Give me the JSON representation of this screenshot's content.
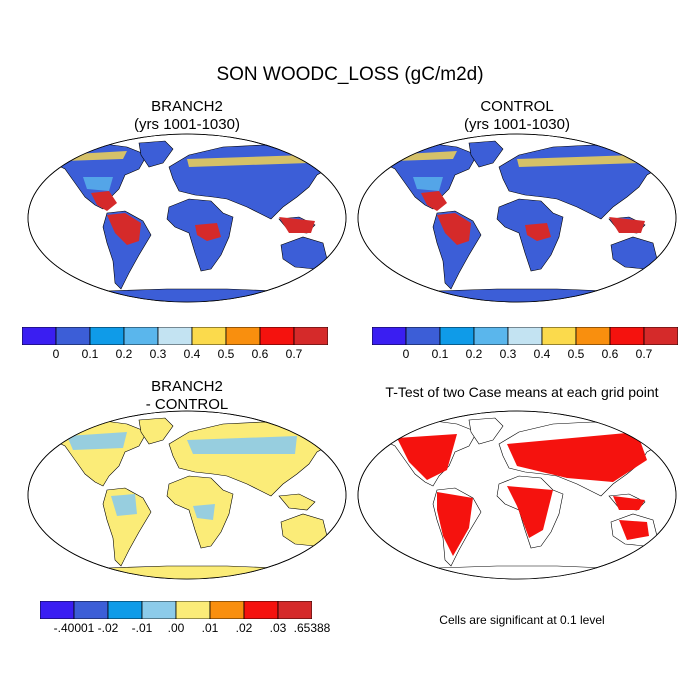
{
  "page": {
    "title": "SON WOODC_LOSS (gC/m2d)"
  },
  "panels": [
    {
      "id": "branch2",
      "title_line1": "BRANCH2",
      "title_line2": "(yrs 1001-1030)"
    },
    {
      "id": "control",
      "title_line1": "CONTROL",
      "title_line2": "(yrs 1001-1030)"
    },
    {
      "id": "diff",
      "title_line1": "BRANCH2",
      "title_line2": "- CONTROL"
    },
    {
      "id": "ttest",
      "title_line1": "T-Test of two Case means at each grid point",
      "title_line2": ""
    }
  ],
  "colorbars": {
    "field": {
      "colors": [
        "#3a1ef2",
        "#3c5ed7",
        "#0f9be8",
        "#5ab6ec",
        "#c3e3f2",
        "#fbda4c",
        "#f98f0e",
        "#f5120e",
        "#d52a2a"
      ],
      "labels": [
        "0",
        "0.1",
        "0.2",
        "0.3",
        "0.4",
        "0.5",
        "0.6",
        "0.7"
      ]
    },
    "diff": {
      "colors": [
        "#3a1ef2",
        "#3c5ed7",
        "#0f9be8",
        "#8ccbea",
        "#fbec78",
        "#f98f0e",
        "#f5120e",
        "#d52a2a"
      ],
      "labels": [
        "-.40001",
        "-.02",
        "-.01",
        ".00",
        ".01",
        ".02",
        ".03",
        ".65388"
      ]
    }
  },
  "map_colors": {
    "base": "#3c5ed7",
    "hot": "#d52a2a",
    "warm": "#fbda4c",
    "cool": "#5ab6ec",
    "diff_base": "#fbec78",
    "diff_cool": "#8ccbea",
    "sig": "#f5120e",
    "ocean": "#ffffff"
  },
  "ttest_note": "Cells are significant at 0.1 level"
}
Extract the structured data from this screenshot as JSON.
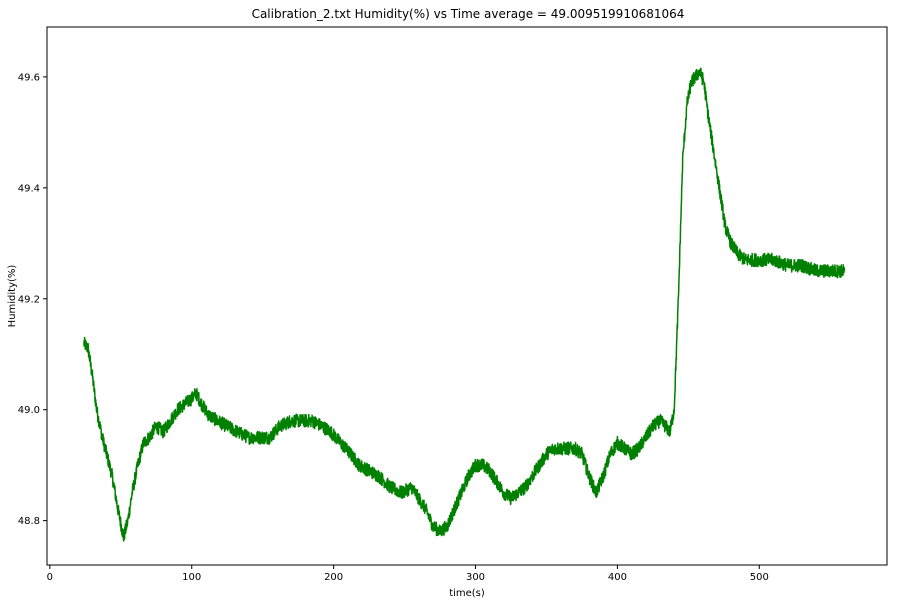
{
  "chart_data": {
    "type": "line",
    "title": "Calibration_2.txt  Humidity(%) vs Time  average = 49.009519910681064",
    "xlabel": "time(s)",
    "ylabel": "Humidity(%)",
    "xlim": [
      -2,
      590
    ],
    "ylim": [
      48.72,
      49.69
    ],
    "x_ticks": [
      0,
      100,
      200,
      300,
      400,
      500
    ],
    "y_ticks": [
      48.8,
      49.0,
      49.2,
      49.4,
      49.6
    ],
    "y_tick_labels": [
      "48.8",
      "49.0",
      "49.2",
      "49.4",
      "49.6"
    ],
    "grid": false,
    "legend": "none",
    "series": [
      {
        "color": "#008000",
        "noise": 0.012,
        "x": [
          24,
          27,
          30,
          33,
          37,
          40,
          44,
          48,
          52,
          55,
          58,
          62,
          66,
          70,
          75,
          80,
          85,
          90,
          95,
          100,
          103,
          107,
          112,
          118,
          125,
          132,
          140,
          148,
          155,
          162,
          170,
          178,
          185,
          192,
          198,
          205,
          212,
          218,
          225,
          232,
          240,
          248,
          255,
          260,
          265,
          270,
          275,
          280,
          285,
          290,
          295,
          300,
          305,
          310,
          315,
          320,
          325,
          330,
          335,
          340,
          345,
          350,
          355,
          360,
          365,
          370,
          375,
          380,
          385,
          390,
          395,
          400,
          405,
          410,
          415,
          420,
          425,
          430,
          434,
          437,
          440,
          443,
          446,
          449,
          452,
          455,
          458,
          461,
          464,
          467,
          470,
          473,
          476,
          480,
          485,
          490,
          495,
          500,
          510,
          520,
          530,
          540,
          550,
          560
        ],
        "y": [
          49.12,
          49.11,
          49.06,
          49.0,
          48.95,
          48.92,
          48.88,
          48.82,
          48.77,
          48.8,
          48.85,
          48.9,
          48.94,
          48.95,
          48.97,
          48.96,
          48.98,
          49.0,
          49.01,
          49.02,
          49.03,
          49.01,
          48.99,
          48.98,
          48.97,
          48.96,
          48.95,
          48.95,
          48.95,
          48.97,
          48.98,
          48.98,
          48.98,
          48.97,
          48.96,
          48.94,
          48.92,
          48.9,
          48.89,
          48.88,
          48.86,
          48.85,
          48.86,
          48.84,
          48.82,
          48.79,
          48.78,
          48.79,
          48.82,
          48.85,
          48.88,
          48.9,
          48.9,
          48.89,
          48.87,
          48.85,
          48.84,
          48.85,
          48.86,
          48.88,
          48.9,
          48.92,
          48.93,
          48.93,
          48.93,
          48.93,
          48.92,
          48.88,
          48.85,
          48.88,
          48.92,
          48.94,
          48.93,
          48.92,
          48.93,
          48.95,
          48.97,
          48.98,
          48.97,
          48.96,
          49.0,
          49.2,
          49.45,
          49.55,
          49.59,
          49.6,
          49.61,
          49.59,
          49.53,
          49.48,
          49.43,
          49.38,
          49.33,
          49.3,
          49.28,
          49.27,
          49.27,
          49.27,
          49.27,
          49.26,
          49.26,
          49.25,
          49.25,
          49.25
        ]
      }
    ]
  }
}
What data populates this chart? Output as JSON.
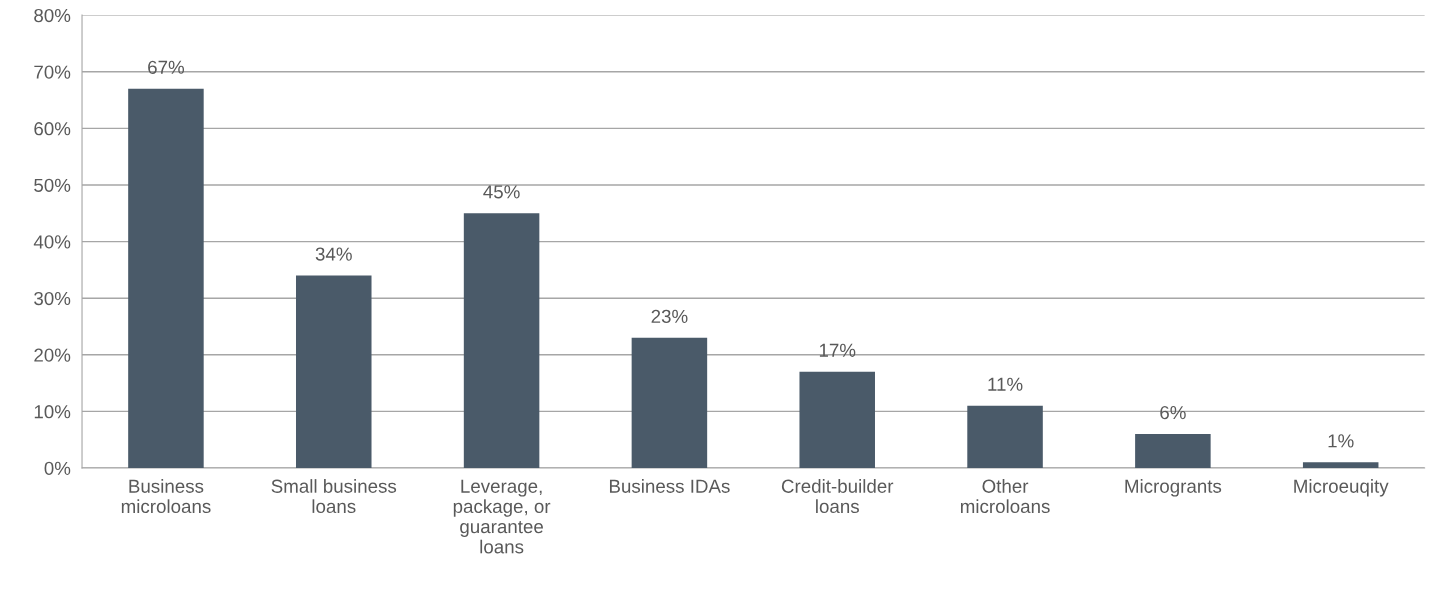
{
  "chart_data": {
    "type": "bar",
    "categories": [
      "Business\nmicroloans",
      "Small business\nloans",
      "Leverage,\npackage, or\nguarantee\nloans",
      "Business IDAs",
      "Credit-builder\nloans",
      "Other\nmicroloans",
      "Microgrants",
      "Microeuqity"
    ],
    "values": [
      67,
      34,
      45,
      23,
      17,
      11,
      6,
      1
    ],
    "value_labels": [
      "67%",
      "34%",
      "45%",
      "23%",
      "17%",
      "11%",
      "6%",
      "1%"
    ],
    "color": "#4a5a69",
    "ylim": [
      0,
      80
    ],
    "yticks": [
      {
        "value": 0,
        "label": "0%"
      },
      {
        "value": 10,
        "label": "10%"
      },
      {
        "value": 20,
        "label": "20%"
      },
      {
        "value": 30,
        "label": "30%"
      },
      {
        "value": 40,
        "label": "40%"
      },
      {
        "value": 50,
        "label": "50%"
      },
      {
        "value": 60,
        "label": "60%"
      },
      {
        "value": 70,
        "label": "70%"
      },
      {
        "value": 80,
        "label": "80%"
      }
    ],
    "grid": "y"
  }
}
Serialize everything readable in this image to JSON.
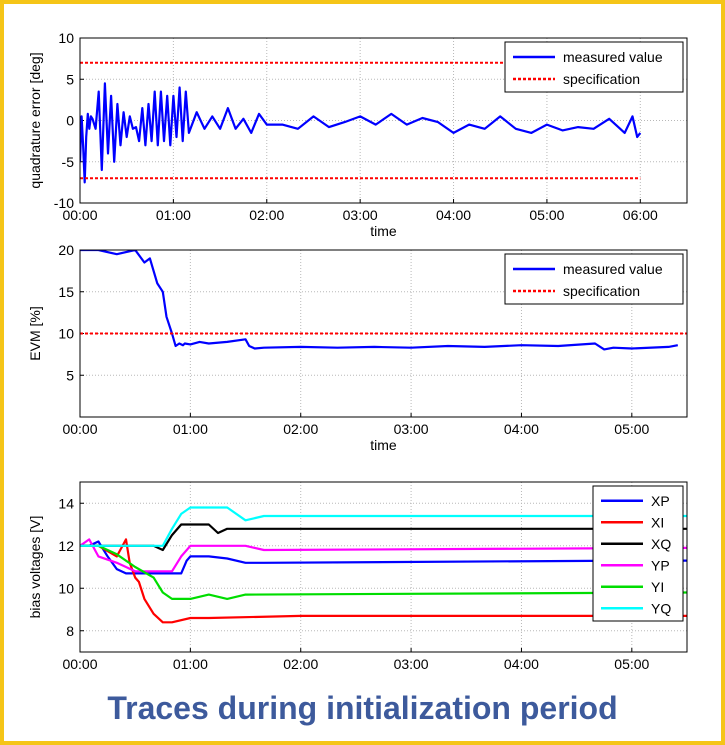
{
  "caption": "Traces during initialization period",
  "colors": {
    "frame": "#f5c518",
    "caption": "#3d5a9c",
    "grid": "#b8b8b8"
  },
  "chart_data": [
    {
      "type": "line",
      "ylabel": "quadrature error [deg]",
      "xlabel": "time",
      "xticks": [
        "00:00",
        "01:00",
        "02:00",
        "03:00",
        "04:00",
        "05:00",
        "06:00"
      ],
      "xlim": [
        0,
        390
      ],
      "ylim": [
        -10,
        10
      ],
      "yticks": [
        -10,
        -5,
        0,
        5,
        10
      ],
      "grid": true,
      "legend_position": "top-right",
      "series": [
        {
          "name": "measured value",
          "color": "#0000ff",
          "style": "solid",
          "x": [
            0,
            1,
            2,
            3,
            4,
            5,
            6,
            7,
            8,
            10,
            12,
            14,
            16,
            18,
            20,
            22,
            24,
            26,
            28,
            30,
            32,
            34,
            36,
            38,
            40,
            42,
            44,
            46,
            48,
            50,
            52,
            54,
            56,
            58,
            60,
            62,
            64,
            66,
            68,
            70,
            75,
            80,
            85,
            90,
            95,
            100,
            105,
            110,
            115,
            120,
            130,
            140,
            150,
            160,
            170,
            180,
            190,
            200,
            210,
            220,
            230,
            240,
            250,
            260,
            270,
            280,
            290,
            300,
            310,
            320,
            330,
            340,
            350,
            355,
            358,
            360
          ],
          "y": [
            -5,
            0.5,
            -3,
            -7.5,
            -2,
            0.8,
            -1,
            0.5,
            0.2,
            -1,
            3.5,
            -6,
            4.5,
            -4,
            3,
            -5,
            2,
            -3,
            1,
            -2,
            0.5,
            -1,
            -0.8,
            -2.5,
            1.5,
            -3,
            2,
            -2.5,
            3.5,
            -3,
            3.5,
            -2.5,
            3,
            -3,
            3,
            -2,
            4,
            -2.5,
            3.5,
            -1.5,
            1,
            -1,
            0.5,
            -1,
            1.5,
            -1,
            0.2,
            -1.5,
            0.8,
            -0.5,
            -0.5,
            -1,
            0.5,
            -0.8,
            -0.2,
            0.5,
            -0.5,
            0.8,
            -0.5,
            0.3,
            -0.2,
            -1.5,
            -0.5,
            -1,
            0.5,
            -1,
            -1.5,
            -0.5,
            -1.2,
            -0.8,
            -1,
            0.2,
            -1.5,
            0.5,
            -2,
            -1.5
          ]
        },
        {
          "name": "specification",
          "color": "#ff0000",
          "style": "dashed",
          "x": [
            0,
            360
          ],
          "y": [
            7,
            7
          ]
        },
        {
          "name": "specification",
          "color": "#ff0000",
          "style": "dashed",
          "x": [
            0,
            360
          ],
          "y": [
            -7,
            -7
          ],
          "legend": false
        }
      ]
    },
    {
      "type": "line",
      "ylabel": "EVM [%]",
      "xlabel": "time",
      "xticks": [
        "00:00",
        "01:00",
        "02:00",
        "03:00",
        "04:00",
        "05:00"
      ],
      "xlim": [
        0,
        330
      ],
      "ylim": [
        0,
        20
      ],
      "yticks": [
        5,
        10,
        15,
        20
      ],
      "grid": true,
      "legend_position": "top-right",
      "series": [
        {
          "name": "measured value",
          "color": "#0000ff",
          "style": "solid",
          "x": [
            0,
            10,
            20,
            30,
            35,
            38,
            40,
            42,
            45,
            47,
            50,
            52,
            54,
            56,
            57,
            60,
            65,
            70,
            80,
            90,
            92,
            95,
            100,
            120,
            140,
            160,
            180,
            200,
            220,
            240,
            260,
            280,
            285,
            290,
            300,
            320,
            325
          ],
          "y": [
            20,
            20,
            19.5,
            20,
            18.5,
            19,
            17.5,
            16,
            15,
            12,
            10,
            8.5,
            8.8,
            8.6,
            8.8,
            8.7,
            9,
            8.8,
            9,
            9.3,
            8.5,
            8.2,
            8.3,
            8.4,
            8.3,
            8.4,
            8.3,
            8.5,
            8.4,
            8.6,
            8.5,
            8.8,
            8.1,
            8.3,
            8.2,
            8.4,
            8.6
          ]
        },
        {
          "name": "specification",
          "color": "#ff0000",
          "style": "dashed",
          "x": [
            0,
            330
          ],
          "y": [
            10,
            10
          ]
        }
      ]
    },
    {
      "type": "line",
      "ylabel": "bias voltages [V]",
      "xlabel": "",
      "xticks": [
        "00:00",
        "01:00",
        "02:00",
        "03:00",
        "04:00",
        "05:00"
      ],
      "xlim": [
        0,
        330
      ],
      "ylim": [
        7,
        15
      ],
      "yticks": [
        8,
        10,
        12,
        14
      ],
      "grid": true,
      "legend_position": "top-right",
      "series": [
        {
          "name": "XP",
          "color": "#0000ff",
          "x": [
            0,
            5,
            10,
            15,
            20,
            25,
            40,
            50,
            55,
            58,
            60,
            62,
            65,
            70,
            80,
            90,
            100,
            300,
            330
          ],
          "y": [
            12,
            12,
            12.2,
            11.5,
            10.9,
            10.7,
            10.7,
            10.7,
            10.7,
            11.3,
            11.5,
            11.5,
            11.5,
            11.5,
            11.4,
            11.2,
            11.2,
            11.3,
            11.3
          ]
        },
        {
          "name": "XI",
          "color": "#ff0000",
          "x": [
            0,
            10,
            20,
            25,
            27,
            30,
            32,
            35,
            40,
            45,
            50,
            60,
            70,
            120,
            300,
            330
          ],
          "y": [
            12,
            12,
            11.5,
            12.3,
            11.2,
            10.5,
            10.3,
            9.5,
            8.8,
            8.4,
            8.4,
            8.6,
            8.6,
            8.7,
            8.7,
            8.7
          ],
          "note": ""
        },
        {
          "name": "XQ",
          "color": "#000000",
          "x": [
            0,
            20,
            40,
            45,
            50,
            55,
            60,
            70,
            75,
            80,
            100,
            330
          ],
          "y": [
            12,
            12,
            12,
            11.8,
            12.5,
            13,
            13,
            13,
            12.6,
            12.8,
            12.8,
            12.8
          ]
        },
        {
          "name": "YP",
          "color": "#ff00ff",
          "x": [
            0,
            5,
            10,
            20,
            30,
            40,
            50,
            55,
            60,
            70,
            90,
            100,
            330
          ],
          "y": [
            12,
            12.3,
            11.5,
            11.2,
            10.8,
            10.8,
            10.8,
            11.5,
            12,
            12,
            12,
            11.8,
            11.9
          ]
        },
        {
          "name": "YI",
          "color": "#00dd00",
          "x": [
            0,
            10,
            20,
            30,
            40,
            45,
            50,
            60,
            70,
            80,
            90,
            330
          ],
          "y": [
            12,
            12,
            11.6,
            11,
            10.5,
            9.8,
            9.5,
            9.5,
            9.7,
            9.5,
            9.7,
            9.8
          ]
        },
        {
          "name": "YQ",
          "color": "#00ffff",
          "x": [
            0,
            30,
            45,
            50,
            55,
            60,
            80,
            90,
            100,
            330
          ],
          "y": [
            12,
            12,
            12,
            12.8,
            13.5,
            13.8,
            13.8,
            13.2,
            13.4,
            13.4
          ]
        }
      ]
    }
  ]
}
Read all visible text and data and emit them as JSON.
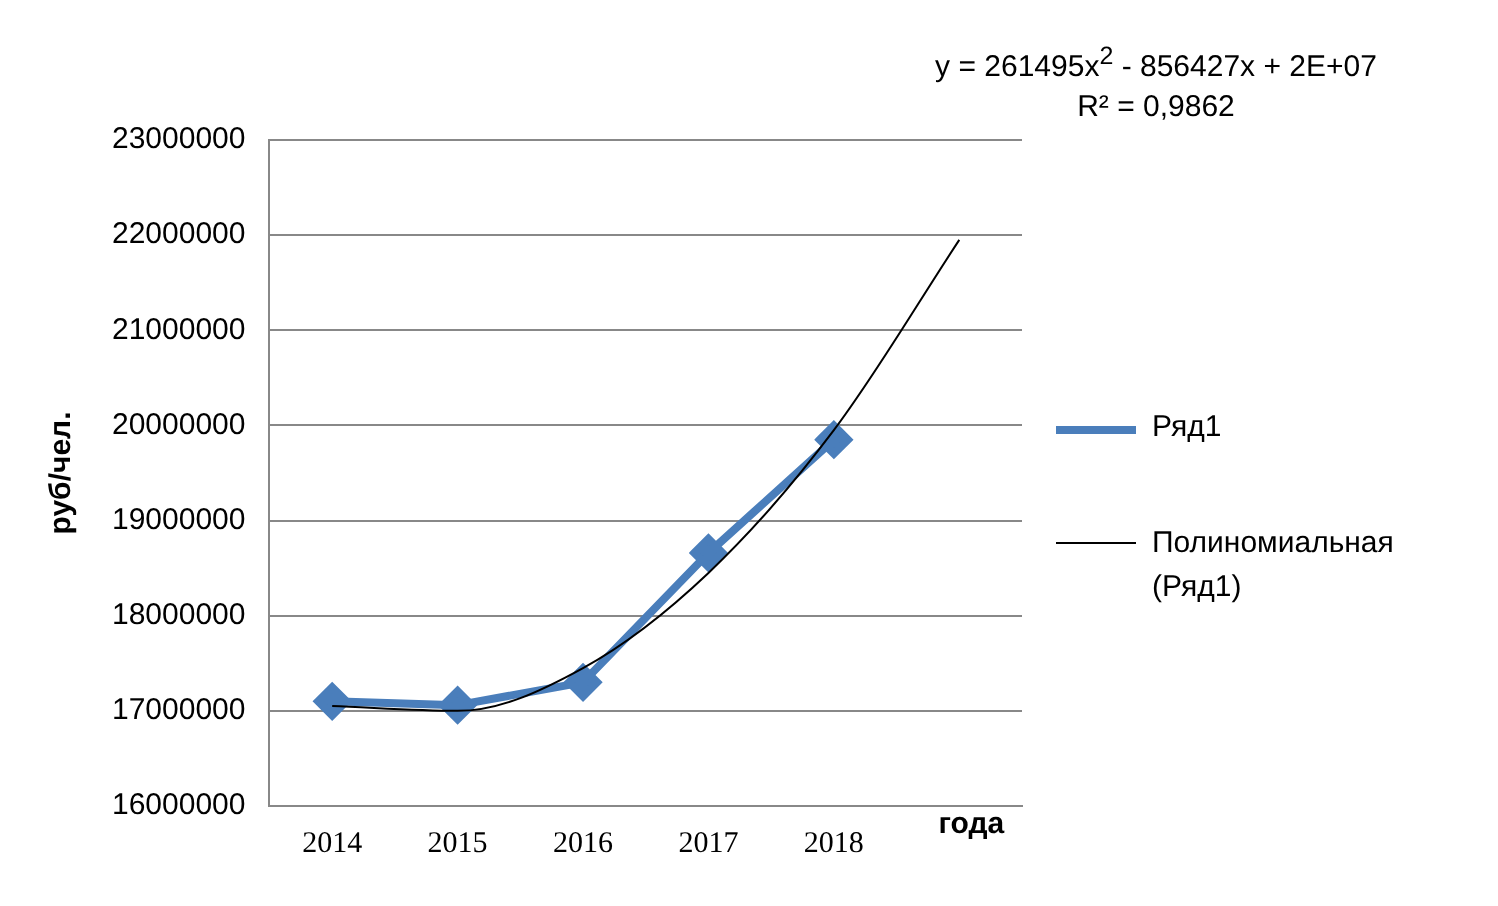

> _Task to complete_
Look over the listing. Pull out every line with the string "caption" in it.

> _Solution for this problem_
  "caption": "Traces during initialization period",
    "caption": "#3d5a9c",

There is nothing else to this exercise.